[Task details]: Copy each line with the word "Díaz" in it.

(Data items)
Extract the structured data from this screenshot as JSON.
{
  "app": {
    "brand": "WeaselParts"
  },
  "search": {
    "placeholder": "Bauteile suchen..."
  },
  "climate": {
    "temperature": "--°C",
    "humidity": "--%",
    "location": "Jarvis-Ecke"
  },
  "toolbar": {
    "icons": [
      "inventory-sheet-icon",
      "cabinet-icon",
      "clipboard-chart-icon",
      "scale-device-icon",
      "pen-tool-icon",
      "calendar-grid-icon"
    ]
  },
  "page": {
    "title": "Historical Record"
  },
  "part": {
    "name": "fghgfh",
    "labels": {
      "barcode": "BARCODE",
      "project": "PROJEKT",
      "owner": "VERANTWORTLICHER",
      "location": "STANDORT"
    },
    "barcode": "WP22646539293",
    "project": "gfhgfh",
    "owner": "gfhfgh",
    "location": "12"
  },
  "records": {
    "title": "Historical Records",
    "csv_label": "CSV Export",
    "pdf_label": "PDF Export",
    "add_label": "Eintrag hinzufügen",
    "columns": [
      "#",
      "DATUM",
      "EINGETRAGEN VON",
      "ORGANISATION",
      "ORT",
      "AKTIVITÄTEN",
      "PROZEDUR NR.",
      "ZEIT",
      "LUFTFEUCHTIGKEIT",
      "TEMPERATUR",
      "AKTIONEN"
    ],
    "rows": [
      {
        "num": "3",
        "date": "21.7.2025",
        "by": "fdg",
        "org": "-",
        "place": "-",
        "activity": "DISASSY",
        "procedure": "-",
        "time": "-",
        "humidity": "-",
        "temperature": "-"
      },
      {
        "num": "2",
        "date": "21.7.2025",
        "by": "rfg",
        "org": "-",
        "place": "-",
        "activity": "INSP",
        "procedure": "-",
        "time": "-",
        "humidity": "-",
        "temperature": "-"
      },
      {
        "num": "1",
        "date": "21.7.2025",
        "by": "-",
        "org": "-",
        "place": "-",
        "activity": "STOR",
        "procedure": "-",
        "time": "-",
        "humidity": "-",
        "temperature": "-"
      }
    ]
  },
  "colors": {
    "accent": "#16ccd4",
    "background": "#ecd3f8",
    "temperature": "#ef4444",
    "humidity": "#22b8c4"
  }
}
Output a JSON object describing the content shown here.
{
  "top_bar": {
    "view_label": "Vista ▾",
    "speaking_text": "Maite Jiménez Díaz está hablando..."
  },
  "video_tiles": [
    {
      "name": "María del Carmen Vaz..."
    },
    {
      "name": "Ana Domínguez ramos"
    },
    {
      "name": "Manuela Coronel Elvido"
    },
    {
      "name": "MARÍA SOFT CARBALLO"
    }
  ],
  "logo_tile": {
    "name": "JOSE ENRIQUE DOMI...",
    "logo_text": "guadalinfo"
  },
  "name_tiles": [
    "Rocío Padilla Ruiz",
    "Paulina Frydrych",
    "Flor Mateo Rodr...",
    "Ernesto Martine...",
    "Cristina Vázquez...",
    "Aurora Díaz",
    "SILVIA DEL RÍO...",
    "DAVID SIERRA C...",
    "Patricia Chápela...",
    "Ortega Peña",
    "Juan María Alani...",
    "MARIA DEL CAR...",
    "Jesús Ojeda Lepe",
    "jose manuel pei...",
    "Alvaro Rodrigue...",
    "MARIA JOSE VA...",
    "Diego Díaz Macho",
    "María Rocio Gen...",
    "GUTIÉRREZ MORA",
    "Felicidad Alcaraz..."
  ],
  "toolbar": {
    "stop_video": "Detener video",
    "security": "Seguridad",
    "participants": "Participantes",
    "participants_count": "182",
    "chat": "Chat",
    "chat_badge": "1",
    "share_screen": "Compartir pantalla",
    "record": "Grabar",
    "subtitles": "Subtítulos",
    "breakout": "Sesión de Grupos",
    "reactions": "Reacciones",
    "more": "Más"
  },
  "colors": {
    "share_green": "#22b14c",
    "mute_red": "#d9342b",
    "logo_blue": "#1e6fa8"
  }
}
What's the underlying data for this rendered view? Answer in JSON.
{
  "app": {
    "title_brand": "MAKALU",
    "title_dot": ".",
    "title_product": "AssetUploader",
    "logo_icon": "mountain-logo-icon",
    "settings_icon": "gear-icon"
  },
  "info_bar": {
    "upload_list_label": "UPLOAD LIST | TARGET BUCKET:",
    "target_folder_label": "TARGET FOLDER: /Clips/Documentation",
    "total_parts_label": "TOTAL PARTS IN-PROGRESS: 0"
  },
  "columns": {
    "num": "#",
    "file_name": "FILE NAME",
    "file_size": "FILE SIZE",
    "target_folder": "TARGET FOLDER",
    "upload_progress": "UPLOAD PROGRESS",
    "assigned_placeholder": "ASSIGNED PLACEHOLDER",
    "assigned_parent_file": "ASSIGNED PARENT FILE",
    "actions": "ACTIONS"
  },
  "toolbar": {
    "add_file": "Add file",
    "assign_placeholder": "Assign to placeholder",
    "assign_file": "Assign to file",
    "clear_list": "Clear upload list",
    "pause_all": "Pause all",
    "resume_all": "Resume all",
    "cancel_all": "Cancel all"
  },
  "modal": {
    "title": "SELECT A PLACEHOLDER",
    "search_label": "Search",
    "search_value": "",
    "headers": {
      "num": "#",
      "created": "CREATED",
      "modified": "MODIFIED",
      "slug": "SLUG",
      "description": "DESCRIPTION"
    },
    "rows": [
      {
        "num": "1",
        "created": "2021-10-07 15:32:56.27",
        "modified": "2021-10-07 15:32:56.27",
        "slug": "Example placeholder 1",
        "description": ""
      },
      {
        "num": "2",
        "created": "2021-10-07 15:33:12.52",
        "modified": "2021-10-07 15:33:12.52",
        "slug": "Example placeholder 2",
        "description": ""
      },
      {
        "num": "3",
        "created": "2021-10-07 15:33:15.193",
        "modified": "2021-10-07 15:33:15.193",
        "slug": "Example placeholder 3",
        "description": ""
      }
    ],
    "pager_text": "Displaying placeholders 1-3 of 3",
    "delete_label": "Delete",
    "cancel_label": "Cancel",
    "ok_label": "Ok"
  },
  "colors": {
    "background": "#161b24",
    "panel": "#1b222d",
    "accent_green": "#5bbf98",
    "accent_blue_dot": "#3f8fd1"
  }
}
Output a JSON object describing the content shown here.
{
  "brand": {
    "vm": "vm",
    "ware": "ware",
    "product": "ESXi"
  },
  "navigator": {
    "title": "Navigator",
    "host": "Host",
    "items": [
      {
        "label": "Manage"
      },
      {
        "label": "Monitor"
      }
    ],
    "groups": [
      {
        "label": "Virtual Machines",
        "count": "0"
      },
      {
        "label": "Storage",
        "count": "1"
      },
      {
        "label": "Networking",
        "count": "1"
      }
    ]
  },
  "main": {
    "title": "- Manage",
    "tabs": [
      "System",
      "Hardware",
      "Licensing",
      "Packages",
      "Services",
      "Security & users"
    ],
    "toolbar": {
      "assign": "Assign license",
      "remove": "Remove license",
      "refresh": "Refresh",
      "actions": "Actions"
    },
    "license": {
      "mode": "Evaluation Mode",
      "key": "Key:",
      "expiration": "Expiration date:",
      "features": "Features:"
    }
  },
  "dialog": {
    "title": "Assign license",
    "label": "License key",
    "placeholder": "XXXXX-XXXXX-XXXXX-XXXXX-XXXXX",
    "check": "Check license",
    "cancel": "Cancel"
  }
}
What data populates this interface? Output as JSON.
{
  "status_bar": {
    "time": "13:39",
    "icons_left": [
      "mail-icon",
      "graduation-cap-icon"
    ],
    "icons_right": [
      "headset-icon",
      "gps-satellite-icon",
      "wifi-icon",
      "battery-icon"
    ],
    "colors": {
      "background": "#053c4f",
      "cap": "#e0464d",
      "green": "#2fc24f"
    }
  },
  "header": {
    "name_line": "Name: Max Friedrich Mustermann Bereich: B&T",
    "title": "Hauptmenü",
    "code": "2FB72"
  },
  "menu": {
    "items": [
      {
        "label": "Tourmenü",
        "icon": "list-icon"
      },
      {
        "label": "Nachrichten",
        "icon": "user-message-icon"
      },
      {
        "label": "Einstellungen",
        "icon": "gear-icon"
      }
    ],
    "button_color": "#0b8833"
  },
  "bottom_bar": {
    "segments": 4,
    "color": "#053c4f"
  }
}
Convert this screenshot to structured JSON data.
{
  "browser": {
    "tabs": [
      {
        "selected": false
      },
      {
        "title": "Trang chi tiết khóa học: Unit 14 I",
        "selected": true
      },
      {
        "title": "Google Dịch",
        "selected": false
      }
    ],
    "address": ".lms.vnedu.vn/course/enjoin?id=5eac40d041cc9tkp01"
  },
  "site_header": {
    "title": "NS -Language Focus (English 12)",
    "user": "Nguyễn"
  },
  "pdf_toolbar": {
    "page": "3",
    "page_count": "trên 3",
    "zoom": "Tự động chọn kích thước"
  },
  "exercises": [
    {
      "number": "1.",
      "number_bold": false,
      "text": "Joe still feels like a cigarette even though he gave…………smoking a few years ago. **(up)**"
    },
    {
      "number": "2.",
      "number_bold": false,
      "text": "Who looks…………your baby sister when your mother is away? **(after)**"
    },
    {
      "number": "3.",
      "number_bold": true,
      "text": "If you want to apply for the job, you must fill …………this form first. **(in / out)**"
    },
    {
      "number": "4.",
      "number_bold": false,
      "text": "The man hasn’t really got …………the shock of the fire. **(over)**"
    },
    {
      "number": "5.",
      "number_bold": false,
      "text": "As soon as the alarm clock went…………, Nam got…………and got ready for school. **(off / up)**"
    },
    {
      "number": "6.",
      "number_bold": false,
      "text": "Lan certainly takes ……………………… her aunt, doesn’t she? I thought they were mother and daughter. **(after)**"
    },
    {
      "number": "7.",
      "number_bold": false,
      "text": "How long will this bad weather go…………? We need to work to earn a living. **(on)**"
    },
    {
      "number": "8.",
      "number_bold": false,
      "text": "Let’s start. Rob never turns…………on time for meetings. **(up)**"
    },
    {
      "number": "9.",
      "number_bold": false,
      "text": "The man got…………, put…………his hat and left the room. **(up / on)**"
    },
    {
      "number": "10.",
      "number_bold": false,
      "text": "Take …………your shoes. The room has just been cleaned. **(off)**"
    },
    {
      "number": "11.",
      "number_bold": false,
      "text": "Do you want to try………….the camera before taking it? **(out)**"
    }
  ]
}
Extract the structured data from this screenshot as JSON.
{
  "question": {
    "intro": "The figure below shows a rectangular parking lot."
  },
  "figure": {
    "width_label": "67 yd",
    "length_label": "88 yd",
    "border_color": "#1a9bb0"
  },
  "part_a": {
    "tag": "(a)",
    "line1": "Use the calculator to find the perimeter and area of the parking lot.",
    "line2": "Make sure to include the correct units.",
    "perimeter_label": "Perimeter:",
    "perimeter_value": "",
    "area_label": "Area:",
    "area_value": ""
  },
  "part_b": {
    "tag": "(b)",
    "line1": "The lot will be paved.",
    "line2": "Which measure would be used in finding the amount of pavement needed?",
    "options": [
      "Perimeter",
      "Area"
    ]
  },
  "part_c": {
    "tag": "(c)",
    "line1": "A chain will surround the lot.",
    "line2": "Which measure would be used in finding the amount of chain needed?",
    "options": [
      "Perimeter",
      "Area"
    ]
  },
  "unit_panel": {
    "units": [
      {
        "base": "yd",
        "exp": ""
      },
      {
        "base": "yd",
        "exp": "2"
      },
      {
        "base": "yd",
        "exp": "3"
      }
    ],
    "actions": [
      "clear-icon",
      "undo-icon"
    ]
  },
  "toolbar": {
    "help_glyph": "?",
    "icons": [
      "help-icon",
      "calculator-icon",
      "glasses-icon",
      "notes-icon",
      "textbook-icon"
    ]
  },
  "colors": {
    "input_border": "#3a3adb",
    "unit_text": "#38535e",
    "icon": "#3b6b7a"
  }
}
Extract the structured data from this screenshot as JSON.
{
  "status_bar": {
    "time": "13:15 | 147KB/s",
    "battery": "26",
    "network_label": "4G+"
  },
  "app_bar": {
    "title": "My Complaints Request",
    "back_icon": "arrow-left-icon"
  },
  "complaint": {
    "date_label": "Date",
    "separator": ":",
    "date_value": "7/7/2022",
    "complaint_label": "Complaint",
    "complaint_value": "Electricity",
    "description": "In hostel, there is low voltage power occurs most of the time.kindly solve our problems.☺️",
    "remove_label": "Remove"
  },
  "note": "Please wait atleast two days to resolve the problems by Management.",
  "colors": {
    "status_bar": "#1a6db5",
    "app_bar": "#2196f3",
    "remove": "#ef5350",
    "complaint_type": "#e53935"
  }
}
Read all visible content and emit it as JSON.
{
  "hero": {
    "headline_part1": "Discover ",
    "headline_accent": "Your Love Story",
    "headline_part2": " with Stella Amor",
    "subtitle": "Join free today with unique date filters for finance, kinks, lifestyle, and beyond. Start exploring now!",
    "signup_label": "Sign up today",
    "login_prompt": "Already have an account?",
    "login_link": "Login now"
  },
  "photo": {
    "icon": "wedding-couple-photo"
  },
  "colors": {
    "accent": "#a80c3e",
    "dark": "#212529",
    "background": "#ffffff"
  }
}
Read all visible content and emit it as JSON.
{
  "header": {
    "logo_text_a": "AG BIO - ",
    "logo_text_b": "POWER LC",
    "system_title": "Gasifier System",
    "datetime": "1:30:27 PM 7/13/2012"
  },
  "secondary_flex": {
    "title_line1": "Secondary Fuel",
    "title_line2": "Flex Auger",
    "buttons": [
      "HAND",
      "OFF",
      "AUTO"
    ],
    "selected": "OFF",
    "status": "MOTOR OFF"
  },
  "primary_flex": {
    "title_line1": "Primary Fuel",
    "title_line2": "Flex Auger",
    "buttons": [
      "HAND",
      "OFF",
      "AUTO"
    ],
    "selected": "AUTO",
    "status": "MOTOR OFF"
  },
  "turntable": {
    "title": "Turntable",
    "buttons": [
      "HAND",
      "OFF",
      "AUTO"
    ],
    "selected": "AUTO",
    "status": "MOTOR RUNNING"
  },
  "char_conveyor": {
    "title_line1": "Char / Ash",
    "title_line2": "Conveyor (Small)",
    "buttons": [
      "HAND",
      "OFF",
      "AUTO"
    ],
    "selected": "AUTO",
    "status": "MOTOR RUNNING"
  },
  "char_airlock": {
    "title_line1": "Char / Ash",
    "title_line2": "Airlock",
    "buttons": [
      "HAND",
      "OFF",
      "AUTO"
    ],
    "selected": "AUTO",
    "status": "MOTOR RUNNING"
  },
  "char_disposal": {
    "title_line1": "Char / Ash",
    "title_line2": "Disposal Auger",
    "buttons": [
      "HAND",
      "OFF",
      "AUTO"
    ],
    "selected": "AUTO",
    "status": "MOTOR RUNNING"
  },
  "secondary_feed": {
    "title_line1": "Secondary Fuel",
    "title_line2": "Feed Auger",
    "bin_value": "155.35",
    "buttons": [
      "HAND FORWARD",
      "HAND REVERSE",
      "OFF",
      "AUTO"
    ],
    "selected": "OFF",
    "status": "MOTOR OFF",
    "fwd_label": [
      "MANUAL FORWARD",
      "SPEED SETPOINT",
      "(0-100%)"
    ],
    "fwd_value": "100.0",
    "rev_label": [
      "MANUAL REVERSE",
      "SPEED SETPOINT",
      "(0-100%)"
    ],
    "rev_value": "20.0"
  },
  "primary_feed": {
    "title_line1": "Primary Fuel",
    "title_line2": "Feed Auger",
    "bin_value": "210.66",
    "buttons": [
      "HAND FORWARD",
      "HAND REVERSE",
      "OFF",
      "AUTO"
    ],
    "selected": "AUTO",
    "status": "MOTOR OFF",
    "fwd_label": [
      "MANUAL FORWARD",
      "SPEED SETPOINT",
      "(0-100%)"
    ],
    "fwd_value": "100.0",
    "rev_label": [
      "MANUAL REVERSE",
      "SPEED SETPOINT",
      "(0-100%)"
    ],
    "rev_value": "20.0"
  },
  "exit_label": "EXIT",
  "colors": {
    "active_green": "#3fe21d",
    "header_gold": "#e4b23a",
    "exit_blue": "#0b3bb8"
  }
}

[Task result]:
    "speaking_text": "Maite Jiménez Díaz está hablando..."
    "Aurora Díaz",
    "Diego Díaz Macho",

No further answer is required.